[A run of records]
══════════════════════════════

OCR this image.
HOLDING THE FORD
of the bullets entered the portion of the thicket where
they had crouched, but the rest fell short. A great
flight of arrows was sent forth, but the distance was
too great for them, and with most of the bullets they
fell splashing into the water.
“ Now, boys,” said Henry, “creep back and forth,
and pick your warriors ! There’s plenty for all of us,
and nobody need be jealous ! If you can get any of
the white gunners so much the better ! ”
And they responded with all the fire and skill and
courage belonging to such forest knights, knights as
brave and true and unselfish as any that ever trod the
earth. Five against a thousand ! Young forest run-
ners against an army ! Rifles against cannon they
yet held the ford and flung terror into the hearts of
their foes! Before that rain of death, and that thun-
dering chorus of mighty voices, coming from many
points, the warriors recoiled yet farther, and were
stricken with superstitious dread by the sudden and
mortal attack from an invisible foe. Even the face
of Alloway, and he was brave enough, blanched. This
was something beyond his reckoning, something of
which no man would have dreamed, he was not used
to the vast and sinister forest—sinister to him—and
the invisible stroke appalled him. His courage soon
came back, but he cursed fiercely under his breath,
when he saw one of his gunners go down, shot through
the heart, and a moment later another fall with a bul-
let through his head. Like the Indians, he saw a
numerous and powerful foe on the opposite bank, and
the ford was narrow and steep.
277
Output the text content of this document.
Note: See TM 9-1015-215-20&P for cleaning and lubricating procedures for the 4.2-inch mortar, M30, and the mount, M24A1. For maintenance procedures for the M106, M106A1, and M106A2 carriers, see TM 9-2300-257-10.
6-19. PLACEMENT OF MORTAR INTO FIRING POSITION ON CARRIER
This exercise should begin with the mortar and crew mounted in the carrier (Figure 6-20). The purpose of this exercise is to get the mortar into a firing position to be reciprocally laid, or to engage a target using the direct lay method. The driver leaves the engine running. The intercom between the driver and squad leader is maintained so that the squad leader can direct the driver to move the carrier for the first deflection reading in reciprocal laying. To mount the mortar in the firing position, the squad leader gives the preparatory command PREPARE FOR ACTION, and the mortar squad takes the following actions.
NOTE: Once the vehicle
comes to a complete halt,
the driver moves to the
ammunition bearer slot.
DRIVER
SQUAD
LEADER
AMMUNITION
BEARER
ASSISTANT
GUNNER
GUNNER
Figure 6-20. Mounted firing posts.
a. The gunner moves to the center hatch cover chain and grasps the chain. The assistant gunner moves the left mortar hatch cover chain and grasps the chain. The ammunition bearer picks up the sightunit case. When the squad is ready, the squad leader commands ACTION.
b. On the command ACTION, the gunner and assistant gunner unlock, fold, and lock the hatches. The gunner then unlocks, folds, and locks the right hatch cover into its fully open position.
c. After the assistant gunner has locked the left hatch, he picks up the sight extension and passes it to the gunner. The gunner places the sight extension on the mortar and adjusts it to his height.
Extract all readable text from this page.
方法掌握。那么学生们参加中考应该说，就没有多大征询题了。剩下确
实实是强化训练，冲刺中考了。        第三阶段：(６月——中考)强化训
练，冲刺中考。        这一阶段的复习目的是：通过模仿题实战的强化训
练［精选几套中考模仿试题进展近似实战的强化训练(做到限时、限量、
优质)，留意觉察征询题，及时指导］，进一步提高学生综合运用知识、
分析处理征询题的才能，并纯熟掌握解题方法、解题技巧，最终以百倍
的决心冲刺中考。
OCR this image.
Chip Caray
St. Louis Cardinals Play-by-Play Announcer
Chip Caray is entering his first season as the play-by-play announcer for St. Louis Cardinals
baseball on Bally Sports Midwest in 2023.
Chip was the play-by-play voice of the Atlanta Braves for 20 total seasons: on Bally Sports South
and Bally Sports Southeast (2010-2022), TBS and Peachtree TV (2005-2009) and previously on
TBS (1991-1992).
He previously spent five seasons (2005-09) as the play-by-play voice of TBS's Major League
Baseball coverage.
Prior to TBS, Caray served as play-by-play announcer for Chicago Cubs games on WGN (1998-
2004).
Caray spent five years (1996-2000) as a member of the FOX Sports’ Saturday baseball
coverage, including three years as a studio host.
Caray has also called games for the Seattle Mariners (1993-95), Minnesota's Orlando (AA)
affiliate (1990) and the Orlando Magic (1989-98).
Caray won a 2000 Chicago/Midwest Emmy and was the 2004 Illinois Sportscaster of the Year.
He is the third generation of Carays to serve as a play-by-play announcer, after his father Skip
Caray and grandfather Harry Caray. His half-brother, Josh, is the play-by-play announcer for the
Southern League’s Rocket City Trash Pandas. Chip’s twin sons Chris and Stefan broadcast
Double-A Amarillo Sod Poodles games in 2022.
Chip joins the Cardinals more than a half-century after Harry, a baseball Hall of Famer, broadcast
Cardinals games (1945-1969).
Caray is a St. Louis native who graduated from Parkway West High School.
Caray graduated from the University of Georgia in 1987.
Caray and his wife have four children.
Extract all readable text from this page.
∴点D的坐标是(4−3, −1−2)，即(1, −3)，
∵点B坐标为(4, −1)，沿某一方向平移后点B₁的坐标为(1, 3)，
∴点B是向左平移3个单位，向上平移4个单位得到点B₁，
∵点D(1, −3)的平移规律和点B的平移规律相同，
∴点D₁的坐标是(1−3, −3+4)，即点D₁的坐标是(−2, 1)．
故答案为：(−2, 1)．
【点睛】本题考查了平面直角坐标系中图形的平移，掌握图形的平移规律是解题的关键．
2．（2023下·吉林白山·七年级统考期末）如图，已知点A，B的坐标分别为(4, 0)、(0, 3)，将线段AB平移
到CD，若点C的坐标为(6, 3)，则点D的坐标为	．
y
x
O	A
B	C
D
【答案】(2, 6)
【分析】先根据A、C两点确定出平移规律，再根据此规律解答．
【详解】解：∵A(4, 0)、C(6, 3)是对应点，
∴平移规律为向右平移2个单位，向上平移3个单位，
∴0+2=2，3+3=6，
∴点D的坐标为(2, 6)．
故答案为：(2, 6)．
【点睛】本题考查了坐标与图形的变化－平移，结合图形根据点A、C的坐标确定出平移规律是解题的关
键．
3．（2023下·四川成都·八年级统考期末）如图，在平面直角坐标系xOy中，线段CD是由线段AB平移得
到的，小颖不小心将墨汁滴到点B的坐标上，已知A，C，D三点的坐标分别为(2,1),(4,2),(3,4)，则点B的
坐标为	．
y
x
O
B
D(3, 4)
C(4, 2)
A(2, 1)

══════════════════════════════

CHALLENGE »
Scan the listing above. Gather each line that contains the word "they".

FINISHED EXERCISE »
they had crouched, but the rest fell short. A great
too great for them, and with most of the bullets they
And they responded with all the fire and skill and
ners against an army ! Rifles against cannon they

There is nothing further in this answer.